Problem to work on: Exact repetition of every entry is required.

^^^^^^^^

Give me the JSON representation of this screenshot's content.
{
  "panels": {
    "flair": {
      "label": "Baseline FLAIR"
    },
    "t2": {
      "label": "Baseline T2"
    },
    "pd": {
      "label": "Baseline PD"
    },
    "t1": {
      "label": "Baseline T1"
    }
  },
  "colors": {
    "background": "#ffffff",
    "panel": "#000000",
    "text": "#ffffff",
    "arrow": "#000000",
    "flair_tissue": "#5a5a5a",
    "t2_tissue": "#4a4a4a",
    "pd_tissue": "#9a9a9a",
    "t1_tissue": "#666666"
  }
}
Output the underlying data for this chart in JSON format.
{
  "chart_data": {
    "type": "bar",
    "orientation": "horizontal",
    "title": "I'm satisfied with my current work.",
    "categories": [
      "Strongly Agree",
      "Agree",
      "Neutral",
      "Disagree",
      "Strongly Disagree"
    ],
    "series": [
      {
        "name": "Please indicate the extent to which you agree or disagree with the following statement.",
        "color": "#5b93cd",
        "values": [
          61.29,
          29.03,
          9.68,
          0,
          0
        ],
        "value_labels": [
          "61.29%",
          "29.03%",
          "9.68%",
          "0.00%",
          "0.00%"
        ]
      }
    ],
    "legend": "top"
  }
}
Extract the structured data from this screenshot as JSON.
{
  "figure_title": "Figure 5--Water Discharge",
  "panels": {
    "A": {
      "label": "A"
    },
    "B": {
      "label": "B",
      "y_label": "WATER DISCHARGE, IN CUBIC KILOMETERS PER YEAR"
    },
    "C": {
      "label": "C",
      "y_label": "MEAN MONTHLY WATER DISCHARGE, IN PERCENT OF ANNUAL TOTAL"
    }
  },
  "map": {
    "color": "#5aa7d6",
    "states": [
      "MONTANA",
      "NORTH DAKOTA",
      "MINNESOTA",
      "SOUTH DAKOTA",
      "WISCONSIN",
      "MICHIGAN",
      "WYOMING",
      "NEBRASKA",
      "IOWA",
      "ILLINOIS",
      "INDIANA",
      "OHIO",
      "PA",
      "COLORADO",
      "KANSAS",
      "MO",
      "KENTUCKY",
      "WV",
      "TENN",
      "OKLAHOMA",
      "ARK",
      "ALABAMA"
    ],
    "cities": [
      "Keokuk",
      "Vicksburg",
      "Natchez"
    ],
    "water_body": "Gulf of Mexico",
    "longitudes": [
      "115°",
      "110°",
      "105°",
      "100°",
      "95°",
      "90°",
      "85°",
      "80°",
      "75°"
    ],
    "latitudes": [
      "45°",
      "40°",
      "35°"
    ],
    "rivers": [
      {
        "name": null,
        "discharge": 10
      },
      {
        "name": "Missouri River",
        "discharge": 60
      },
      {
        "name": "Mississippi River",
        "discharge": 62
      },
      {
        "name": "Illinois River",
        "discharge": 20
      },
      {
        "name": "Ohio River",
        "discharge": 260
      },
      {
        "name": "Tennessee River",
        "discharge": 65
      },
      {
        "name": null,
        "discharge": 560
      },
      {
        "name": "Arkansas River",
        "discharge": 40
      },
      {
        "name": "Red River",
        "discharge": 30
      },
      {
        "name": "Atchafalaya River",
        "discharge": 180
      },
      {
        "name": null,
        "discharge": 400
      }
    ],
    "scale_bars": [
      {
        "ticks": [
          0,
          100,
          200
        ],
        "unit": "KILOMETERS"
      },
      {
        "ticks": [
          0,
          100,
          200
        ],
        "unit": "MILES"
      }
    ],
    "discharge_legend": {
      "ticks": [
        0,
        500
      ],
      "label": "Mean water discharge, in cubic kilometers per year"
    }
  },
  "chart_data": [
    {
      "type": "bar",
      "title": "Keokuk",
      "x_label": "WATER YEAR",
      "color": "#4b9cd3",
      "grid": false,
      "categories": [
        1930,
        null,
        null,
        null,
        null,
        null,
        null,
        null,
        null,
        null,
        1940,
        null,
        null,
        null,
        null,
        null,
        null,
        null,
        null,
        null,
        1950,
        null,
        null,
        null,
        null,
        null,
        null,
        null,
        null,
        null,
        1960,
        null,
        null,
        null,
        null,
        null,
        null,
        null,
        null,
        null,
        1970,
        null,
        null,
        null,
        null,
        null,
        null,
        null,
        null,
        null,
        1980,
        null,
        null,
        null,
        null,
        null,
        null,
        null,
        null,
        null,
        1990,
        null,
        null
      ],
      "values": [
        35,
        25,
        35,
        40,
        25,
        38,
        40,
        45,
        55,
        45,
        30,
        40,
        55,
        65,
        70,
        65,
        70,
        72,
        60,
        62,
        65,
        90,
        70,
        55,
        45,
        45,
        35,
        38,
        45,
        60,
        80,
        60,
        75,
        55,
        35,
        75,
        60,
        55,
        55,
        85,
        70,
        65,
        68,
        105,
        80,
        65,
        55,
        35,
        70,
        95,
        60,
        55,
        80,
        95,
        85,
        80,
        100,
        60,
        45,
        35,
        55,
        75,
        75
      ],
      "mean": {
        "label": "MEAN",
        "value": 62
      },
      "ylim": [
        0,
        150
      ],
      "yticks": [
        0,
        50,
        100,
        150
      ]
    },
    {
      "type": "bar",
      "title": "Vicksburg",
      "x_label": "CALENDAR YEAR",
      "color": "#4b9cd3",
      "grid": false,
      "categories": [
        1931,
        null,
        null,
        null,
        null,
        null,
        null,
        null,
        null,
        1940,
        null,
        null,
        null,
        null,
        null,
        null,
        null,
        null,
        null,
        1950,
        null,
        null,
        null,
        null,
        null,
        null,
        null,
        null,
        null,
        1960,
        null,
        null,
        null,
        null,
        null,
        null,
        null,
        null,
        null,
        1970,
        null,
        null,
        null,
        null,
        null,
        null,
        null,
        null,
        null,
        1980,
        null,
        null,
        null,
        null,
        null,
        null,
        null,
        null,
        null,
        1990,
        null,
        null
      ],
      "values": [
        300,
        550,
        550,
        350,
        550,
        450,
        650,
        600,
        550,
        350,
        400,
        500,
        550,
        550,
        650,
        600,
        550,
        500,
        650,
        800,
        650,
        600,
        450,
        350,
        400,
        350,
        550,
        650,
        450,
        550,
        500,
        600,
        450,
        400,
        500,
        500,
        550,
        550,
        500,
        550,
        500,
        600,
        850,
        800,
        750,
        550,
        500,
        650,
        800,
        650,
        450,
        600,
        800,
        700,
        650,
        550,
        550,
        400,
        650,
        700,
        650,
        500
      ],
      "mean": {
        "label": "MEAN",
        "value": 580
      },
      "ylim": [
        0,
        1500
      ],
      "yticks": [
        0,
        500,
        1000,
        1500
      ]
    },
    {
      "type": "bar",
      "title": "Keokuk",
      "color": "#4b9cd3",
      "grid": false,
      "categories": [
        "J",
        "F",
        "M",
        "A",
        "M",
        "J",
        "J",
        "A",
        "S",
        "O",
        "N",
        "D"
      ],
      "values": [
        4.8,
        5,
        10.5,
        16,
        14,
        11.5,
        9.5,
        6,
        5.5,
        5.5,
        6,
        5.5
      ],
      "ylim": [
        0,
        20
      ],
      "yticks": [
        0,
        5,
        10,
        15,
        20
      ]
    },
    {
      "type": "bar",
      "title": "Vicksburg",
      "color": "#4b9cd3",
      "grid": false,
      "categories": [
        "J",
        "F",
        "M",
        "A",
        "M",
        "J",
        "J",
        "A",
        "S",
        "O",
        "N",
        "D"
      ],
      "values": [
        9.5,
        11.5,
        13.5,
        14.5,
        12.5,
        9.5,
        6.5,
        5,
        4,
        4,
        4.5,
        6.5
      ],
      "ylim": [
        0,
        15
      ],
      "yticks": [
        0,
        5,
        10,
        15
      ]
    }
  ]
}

^^^^^^^^

Exercise solution:
Give me the JSON representation of this screenshot's content.
{
  "panels": {
    "flair": {
      "label": "Baseline FLAIR"
    },
    "t2": {
      "label": "Baseline T2"
    },
    "pd": {
      "label": "Baseline PD"
    },
    "t1": {
      "label": "Baseline T1"
    }
  },
  "colors": {
    "background": "#ffffff",
    "panel": "#000000",
    "text": "#ffffff",
    "arrow": "#000000",
    "flair_tissue": "#5a5a5a",
    "t2_tissue": "#4a4a4a",
    "pd_tissue": "#9a9a9a",
    "t1_tissue": "#666666"
  }
}
Output the underlying data for this chart in JSON format.
{
  "chart_data": {
    "type": "bar",
    "orientation": "horizontal",
    "title": "I'm satisfied with my current work.",
    "categories": [
      "Strongly Agree",
      "Agree",
      "Neutral",
      "Disagree",
      "Strongly Disagree"
    ],
    "series": [
      {
        "name": "Please indicate the extent to which you agree or disagree with the following statement.",
        "color": "#5b93cd",
        "values": [
          61.29,
          29.03,
          9.68,
          0,
          0
        ],
        "value_labels": [
          "61.29%",
          "29.03%",
          "9.68%",
          "0.00%",
          "0.00%"
        ]
      }
    ],
    "legend": "top"
  }
}
Extract the structured data from this screenshot as JSON.
{
  "figure_title": "Figure 5--Water Discharge",
  "panels": {
    "A": {
      "label": "A"
    },
    "B": {
      "label": "B",
      "y_label": "WATER DISCHARGE, IN CUBIC KILOMETERS PER YEAR"
    },
    "C": {
      "label": "C",
      "y_label": "MEAN MONTHLY WATER DISCHARGE, IN PERCENT OF ANNUAL TOTAL"
    }
  },
  "map": {
    "color": "#5aa7d6",
    "states": [
      "MONTANA",
      "NORTH DAKOTA",
      "MINNESOTA",
      "SOUTH DAKOTA",
      "WISCONSIN",
      "MICHIGAN",
      "WYOMING",
      "NEBRASKA",
      "IOWA",
      "ILLINOIS",
      "INDIANA",
      "OHIO",
      "PA",
      "COLORADO",
      "KANSAS",
      "MO",
      "KENTUCKY",
      "WV",
      "TENN",
      "OKLAHOMA",
      "ARK",
      "ALABAMA"
    ],
    "cities": [
      "Keokuk",
      "Vicksburg",
      "Natchez"
    ],
    "water_body": "Gulf of Mexico",
    "longitudes": [
      "115°",
      "110°",
      "105°",
      "100°",
      "95°",
      "90°",
      "85°",
      "80°",
      "75°"
    ],
    "latitudes": [
      "45°",
      "40°",
      "35°"
    ],
    "rivers": [
      {
        "name": null,
        "discharge": 10
      },
      {
        "name": "Missouri River",
        "discharge": 60
      },
      {
        "name": "Mississippi River",
        "discharge": 62
      },
      {
        "name": "Illinois River",
        "discharge": 20
      },
      {
        "name": "Ohio River",
        "discharge": 260
      },
      {
        "name": "Tennessee River",
        "discharge": 65
      },
      {
        "name": null,
        "discharge": 560
      },
      {
        "name": "Arkansas River",
        "discharge": 40
      },
      {
        "name": "Red River",
        "discharge": 30
      },
      {
        "name": "Atchafalaya River",
        "discharge": 180
      },
      {
        "name": null,
        "discharge": 400
      }
    ],
    "scale_bars": [
      {
        "ticks": [
          0,
          100,
          200
        ],
        "unit": "KILOMETERS"
      },
      {
        "ticks": [
          0,
          100,
          200
        ],
        "unit": "MILES"
      }
    ],
    "discharge_legend": {
      "ticks": [
        0,
        500
      ],
      "label": "Mean water discharge, in cubic kilometers per year"
    }
  },
  "chart_data": [
    {
      "type": "bar",
      "title": "Keokuk",
      "x_label": "WATER YEAR",
      "color": "#4b9cd3",
      "grid": false,
      "categories": [
        1930,
        null,
        null,
        null,
        null,
        null,
        null,
        null,
        null,
        null,
        1940,
        null,
        null,
        null,
        null,
        null,
        null,
        null,
        null,
        null,
        1950,
        null,
        null,
        null,
        null,
        null,
        null,
        null,
        null,
        null,
        1960,
        null,
        null,
        null,
        null,
        null,
        null,
        null,
        null,
        null,
        1970,
        null,
        null,
        null,
        null,
        null,
        null,
        null,
        null,
        null,
        1980,
        null,
        null,
        null,
        null,
        null,
        null,
        null,
        null,
        null,
        1990,
        null,
        null
      ],
      "values": [
        35,
        25,
        35,
        40,
        25,
        38,
        40,
        45,
        55,
        45,
        30,
        40,
        55,
        65,
        70,
        65,
        70,
        72,
        60,
        62,
        65,
        90,
        70,
        55,
        45,
        45,
        35,
        38,
        45,
        60,
        80,
        60,
        75,
        55,
        35,
        75,
        60,
        55,
        55,
        85,
        70,
        65,
        68,
        105,
        80,
        65,
        55,
        35,
        70,
        95,
        60,
        55,
        80,
        95,
        85,
        80,
        100,
        60,
        45,
        35,
        55,
        75,
        75
      ],
      "mean": {
        "label": "MEAN",
        "value": 62
      },
      "ylim": [
        0,
        150
      ],
      "yticks": [
        0,
        50,
        100,
        150
      ]
    },
    {
      "type": "bar",
      "title": "Vicksburg",
      "x_label": "CALENDAR YEAR",
      "color": "#4b9cd3",
      "grid": false,
      "categories": [
        1931,
        null,
        null,
        null,
        null,
        null,
        null,
        null,
        null,
        1940,
        null,
        null,
        null,
        null,
        null,
        null,
        null,
        null,
        null,
        1950,
        null,
        null,
        null,
        null,
        null,
        null,
        null,
        null,
        null,
        1960,
        null,
        null,
        null,
        null,
        null,
        null,
        null,
        null,
        null,
        1970,
        null,
        null,
        null,
        null,
        null,
        null,
        null,
        null,
        null,
        1980,
        null,
        null,
        null,
        null,
        null,
        null,
        null,
        null,
        null,
        1990,
        null,
        null
      ],
      "values": [
        300,
        550,
        550,
        350,
        550,
        450,
        650,
        600,
        550,
        350,
        400,
        500,
        550,
        550,
        650,
        600,
        550,
        500,
        650,
        800,
        650,
        600,
        450,
        350,
        400,
        350,
        550,
        650,
        450,
        550,
        500,
        600,
        450,
        400,
        500,
        500,
        550,
        550,
        500,
        550,
        500,
        600,
        850,
        800,
        750,
        550,
        500,
        650,
        800,
        650,
        450,
        600,
        800,
        700,
        650,
        550,
        550,
        400,
        650,
        700,
        650,
        500
      ],
      "mean": {
        "label": "MEAN",
        "value": 580
      },
      "ylim": [
        0,
        1500
      ],
      "yticks": [
        0,
        500,
        1000,
        1500
      ]
    },
    {
      "type": "bar",
      "title": "Keokuk",
      "color": "#4b9cd3",
      "grid": false,
      "categories": [
        "J",
        "F",
        "M",
        "A",
        "M",
        "J",
        "J",
        "A",
        "S",
        "O",
        "N",
        "D"
      ],
      "values": [
        4.8,
        5,
        10.5,
        16,
        14,
        11.5,
        9.5,
        6,
        5.5,
        5.5,
        6,
        5.5
      ],
      "ylim": [
        0,
        20
      ],
      "yticks": [
        0,
        5,
        10,
        15,
        20
      ]
    },
    {
      "type": "bar",
      "title": "Vicksburg",
      "color": "#4b9cd3",
      "grid": false,
      "categories": [
        "J",
        "F",
        "M",
        "A",
        "M",
        "J",
        "J",
        "A",
        "S",
        "O",
        "N",
        "D"
      ],
      "values": [
        9.5,
        11.5,
        13.5,
        14.5,
        12.5,
        9.5,
        6.5,
        5,
        4,
        4,
        4.5,
        6.5
      ],
      "ylim": [
        0,
        15
      ],
      "yticks": [
        0,
        5,
        10,
        15
      ]
    }
  ]
}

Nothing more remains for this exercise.